**REQUIRED TASK**
Look through the data below. Collect every line where the word "xlabel" occurs.

[Records from a collection of figures]
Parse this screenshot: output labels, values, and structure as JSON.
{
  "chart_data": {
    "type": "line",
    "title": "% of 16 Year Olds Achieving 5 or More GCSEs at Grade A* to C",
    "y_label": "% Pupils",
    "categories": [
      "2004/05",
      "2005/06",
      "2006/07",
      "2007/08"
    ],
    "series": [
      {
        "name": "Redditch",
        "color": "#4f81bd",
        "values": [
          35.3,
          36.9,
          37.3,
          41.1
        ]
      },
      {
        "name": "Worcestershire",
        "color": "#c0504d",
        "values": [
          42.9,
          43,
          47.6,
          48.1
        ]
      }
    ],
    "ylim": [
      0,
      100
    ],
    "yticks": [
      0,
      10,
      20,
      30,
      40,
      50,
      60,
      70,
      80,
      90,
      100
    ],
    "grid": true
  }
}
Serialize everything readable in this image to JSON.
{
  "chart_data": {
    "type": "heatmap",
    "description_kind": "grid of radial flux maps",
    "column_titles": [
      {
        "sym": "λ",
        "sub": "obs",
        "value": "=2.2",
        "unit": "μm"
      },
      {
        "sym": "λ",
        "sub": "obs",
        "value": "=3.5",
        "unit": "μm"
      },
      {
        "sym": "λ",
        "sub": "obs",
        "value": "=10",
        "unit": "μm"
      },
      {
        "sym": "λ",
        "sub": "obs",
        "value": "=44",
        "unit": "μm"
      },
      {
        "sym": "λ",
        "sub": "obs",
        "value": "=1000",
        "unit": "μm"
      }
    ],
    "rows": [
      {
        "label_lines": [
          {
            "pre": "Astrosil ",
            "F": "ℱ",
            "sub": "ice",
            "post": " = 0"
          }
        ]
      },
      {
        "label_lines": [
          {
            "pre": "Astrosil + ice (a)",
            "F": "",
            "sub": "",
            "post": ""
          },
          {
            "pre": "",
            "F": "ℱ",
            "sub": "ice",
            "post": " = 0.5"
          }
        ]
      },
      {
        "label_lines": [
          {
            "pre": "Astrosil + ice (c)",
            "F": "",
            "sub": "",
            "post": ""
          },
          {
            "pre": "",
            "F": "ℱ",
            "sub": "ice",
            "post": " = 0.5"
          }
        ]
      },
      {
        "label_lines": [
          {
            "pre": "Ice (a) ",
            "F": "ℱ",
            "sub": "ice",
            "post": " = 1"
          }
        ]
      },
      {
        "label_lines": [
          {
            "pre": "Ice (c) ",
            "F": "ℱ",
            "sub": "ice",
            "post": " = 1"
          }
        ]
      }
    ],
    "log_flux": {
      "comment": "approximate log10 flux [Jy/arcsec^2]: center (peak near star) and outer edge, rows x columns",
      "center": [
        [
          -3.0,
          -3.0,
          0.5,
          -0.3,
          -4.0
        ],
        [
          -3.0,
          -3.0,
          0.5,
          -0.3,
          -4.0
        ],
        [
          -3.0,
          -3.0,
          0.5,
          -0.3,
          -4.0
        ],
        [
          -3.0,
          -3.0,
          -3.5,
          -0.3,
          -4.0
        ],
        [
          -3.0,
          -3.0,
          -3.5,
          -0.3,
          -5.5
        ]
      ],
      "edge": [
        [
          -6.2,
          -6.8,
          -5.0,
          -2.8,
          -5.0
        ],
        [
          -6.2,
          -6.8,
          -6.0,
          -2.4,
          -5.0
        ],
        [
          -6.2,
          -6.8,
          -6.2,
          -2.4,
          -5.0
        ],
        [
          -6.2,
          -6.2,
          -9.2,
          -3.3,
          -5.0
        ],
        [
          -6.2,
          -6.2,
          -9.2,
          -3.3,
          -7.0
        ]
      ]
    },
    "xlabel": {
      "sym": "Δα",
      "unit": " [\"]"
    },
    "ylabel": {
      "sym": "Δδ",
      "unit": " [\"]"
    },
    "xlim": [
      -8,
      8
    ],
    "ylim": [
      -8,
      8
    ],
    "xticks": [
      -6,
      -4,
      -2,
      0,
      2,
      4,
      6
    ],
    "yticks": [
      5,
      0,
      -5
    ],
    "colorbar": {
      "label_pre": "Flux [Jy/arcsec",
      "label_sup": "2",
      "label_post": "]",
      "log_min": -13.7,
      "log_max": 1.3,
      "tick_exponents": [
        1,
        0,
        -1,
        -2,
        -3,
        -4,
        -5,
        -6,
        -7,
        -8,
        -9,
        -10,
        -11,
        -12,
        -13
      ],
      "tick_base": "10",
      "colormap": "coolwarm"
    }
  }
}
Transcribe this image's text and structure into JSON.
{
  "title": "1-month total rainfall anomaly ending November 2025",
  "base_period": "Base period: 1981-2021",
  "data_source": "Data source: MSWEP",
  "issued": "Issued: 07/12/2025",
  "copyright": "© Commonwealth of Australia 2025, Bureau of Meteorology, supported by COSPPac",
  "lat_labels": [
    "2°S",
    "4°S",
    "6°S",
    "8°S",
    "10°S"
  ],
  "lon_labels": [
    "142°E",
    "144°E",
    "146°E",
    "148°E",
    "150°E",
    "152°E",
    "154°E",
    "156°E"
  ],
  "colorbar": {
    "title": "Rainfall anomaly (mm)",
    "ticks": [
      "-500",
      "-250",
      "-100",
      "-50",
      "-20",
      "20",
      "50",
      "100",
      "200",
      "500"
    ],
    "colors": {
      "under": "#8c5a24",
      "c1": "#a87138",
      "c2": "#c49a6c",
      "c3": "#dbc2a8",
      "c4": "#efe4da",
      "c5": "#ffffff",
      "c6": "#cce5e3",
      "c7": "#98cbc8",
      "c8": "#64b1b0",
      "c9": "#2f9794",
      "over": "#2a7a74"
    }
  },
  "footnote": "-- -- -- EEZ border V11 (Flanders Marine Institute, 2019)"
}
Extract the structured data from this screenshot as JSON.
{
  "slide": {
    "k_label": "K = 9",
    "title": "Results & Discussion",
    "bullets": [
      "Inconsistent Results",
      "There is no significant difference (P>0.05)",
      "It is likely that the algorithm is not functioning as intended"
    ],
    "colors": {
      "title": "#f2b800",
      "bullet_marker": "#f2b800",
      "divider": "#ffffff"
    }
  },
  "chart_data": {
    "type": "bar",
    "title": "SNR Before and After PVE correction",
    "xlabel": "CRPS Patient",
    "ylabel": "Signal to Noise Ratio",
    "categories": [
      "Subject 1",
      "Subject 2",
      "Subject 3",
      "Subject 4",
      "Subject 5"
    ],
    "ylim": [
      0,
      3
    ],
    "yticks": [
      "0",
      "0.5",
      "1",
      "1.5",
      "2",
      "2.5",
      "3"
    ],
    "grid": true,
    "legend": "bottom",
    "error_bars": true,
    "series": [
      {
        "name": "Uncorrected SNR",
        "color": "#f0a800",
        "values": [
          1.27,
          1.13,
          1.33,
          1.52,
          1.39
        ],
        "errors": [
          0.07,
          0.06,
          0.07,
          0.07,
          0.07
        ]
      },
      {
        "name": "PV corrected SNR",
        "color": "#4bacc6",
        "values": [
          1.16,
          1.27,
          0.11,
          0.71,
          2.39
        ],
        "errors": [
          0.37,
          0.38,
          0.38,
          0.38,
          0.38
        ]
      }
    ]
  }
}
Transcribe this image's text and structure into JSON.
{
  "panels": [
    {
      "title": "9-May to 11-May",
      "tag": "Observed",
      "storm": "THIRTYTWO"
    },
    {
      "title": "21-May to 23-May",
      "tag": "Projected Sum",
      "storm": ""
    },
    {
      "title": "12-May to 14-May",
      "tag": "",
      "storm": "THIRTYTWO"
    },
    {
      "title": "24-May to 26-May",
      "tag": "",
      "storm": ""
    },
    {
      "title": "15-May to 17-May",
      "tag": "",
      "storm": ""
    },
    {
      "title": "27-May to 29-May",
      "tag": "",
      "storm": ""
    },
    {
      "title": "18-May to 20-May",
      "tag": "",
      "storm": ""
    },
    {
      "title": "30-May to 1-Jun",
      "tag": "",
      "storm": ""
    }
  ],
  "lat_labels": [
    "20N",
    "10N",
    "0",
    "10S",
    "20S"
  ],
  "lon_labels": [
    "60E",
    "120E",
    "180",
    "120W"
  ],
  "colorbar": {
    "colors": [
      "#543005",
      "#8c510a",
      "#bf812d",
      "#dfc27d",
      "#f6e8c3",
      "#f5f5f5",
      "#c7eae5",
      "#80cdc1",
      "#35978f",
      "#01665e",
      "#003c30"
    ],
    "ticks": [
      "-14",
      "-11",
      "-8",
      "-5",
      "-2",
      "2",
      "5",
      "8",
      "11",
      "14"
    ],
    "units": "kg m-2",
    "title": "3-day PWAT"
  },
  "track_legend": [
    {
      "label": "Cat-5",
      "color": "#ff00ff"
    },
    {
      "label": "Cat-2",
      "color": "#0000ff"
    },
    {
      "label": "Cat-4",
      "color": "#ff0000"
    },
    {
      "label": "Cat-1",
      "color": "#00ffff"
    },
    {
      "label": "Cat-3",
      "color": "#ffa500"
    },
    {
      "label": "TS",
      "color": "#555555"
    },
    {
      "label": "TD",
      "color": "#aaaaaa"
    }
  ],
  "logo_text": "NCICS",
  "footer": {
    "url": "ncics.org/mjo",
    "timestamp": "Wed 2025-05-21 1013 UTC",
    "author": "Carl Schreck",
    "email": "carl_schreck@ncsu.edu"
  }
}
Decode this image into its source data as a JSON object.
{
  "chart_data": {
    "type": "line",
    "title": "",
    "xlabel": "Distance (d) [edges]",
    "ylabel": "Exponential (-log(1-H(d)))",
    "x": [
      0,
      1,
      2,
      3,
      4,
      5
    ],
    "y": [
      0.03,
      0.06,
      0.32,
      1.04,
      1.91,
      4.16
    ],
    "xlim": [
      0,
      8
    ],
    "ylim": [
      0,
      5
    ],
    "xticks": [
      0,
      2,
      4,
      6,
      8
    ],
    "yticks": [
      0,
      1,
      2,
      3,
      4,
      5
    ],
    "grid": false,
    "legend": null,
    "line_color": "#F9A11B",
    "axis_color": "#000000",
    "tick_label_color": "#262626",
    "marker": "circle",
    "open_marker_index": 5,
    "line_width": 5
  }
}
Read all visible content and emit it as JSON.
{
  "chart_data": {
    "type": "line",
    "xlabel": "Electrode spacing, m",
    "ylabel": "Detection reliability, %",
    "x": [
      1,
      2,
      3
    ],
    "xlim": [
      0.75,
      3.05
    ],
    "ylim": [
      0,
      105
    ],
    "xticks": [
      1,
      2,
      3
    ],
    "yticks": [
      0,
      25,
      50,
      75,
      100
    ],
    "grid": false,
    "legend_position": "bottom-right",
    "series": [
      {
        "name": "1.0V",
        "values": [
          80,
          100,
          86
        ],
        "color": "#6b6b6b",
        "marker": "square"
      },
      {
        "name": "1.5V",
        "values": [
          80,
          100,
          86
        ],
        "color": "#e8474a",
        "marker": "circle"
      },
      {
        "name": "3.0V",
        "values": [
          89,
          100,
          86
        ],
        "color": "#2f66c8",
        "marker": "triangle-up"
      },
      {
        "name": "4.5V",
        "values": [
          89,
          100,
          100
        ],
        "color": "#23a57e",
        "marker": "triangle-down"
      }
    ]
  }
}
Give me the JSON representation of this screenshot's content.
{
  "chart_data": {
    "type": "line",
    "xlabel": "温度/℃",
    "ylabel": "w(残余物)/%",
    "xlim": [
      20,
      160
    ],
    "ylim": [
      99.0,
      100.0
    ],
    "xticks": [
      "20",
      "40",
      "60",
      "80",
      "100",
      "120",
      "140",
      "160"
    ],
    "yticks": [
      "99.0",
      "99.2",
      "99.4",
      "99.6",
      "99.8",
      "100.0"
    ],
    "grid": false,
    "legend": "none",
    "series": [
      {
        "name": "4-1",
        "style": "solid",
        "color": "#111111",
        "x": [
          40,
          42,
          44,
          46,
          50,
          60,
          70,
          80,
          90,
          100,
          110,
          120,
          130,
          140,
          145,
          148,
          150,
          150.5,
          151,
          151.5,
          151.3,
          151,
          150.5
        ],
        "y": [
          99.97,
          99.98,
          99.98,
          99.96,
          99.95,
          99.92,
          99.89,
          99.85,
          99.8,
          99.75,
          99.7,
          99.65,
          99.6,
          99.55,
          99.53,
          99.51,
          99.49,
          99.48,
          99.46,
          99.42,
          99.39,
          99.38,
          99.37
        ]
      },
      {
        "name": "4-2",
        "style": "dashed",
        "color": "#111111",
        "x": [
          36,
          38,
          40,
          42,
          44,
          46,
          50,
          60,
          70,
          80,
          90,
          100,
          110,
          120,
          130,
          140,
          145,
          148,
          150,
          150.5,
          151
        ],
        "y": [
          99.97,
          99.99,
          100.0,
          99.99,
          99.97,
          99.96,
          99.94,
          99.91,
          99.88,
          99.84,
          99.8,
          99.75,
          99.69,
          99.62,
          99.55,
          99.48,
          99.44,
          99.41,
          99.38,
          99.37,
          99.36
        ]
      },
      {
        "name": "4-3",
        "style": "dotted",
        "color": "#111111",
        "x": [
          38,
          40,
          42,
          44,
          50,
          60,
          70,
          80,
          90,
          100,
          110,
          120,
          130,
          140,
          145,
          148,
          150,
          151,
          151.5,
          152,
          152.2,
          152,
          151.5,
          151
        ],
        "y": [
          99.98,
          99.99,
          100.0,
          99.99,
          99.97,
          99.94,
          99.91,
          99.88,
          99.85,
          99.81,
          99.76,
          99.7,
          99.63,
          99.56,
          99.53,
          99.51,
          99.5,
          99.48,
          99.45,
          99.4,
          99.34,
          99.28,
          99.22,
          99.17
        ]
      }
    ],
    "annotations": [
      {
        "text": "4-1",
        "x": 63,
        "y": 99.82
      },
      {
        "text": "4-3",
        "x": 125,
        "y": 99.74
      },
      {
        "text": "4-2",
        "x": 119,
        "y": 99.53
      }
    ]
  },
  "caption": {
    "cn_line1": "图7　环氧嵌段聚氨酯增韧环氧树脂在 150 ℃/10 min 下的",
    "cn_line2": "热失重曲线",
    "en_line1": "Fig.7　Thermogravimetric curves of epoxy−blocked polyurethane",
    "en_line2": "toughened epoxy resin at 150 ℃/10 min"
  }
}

**PROBLEM SOLUTION**
    "xlabel": {
    "xlabel": "CRPS Patient",
    "xlabel": "Distance (d) [edges]",
    "xlabel": "Electrode spacing, m",
    "xlabel": "温度/℃",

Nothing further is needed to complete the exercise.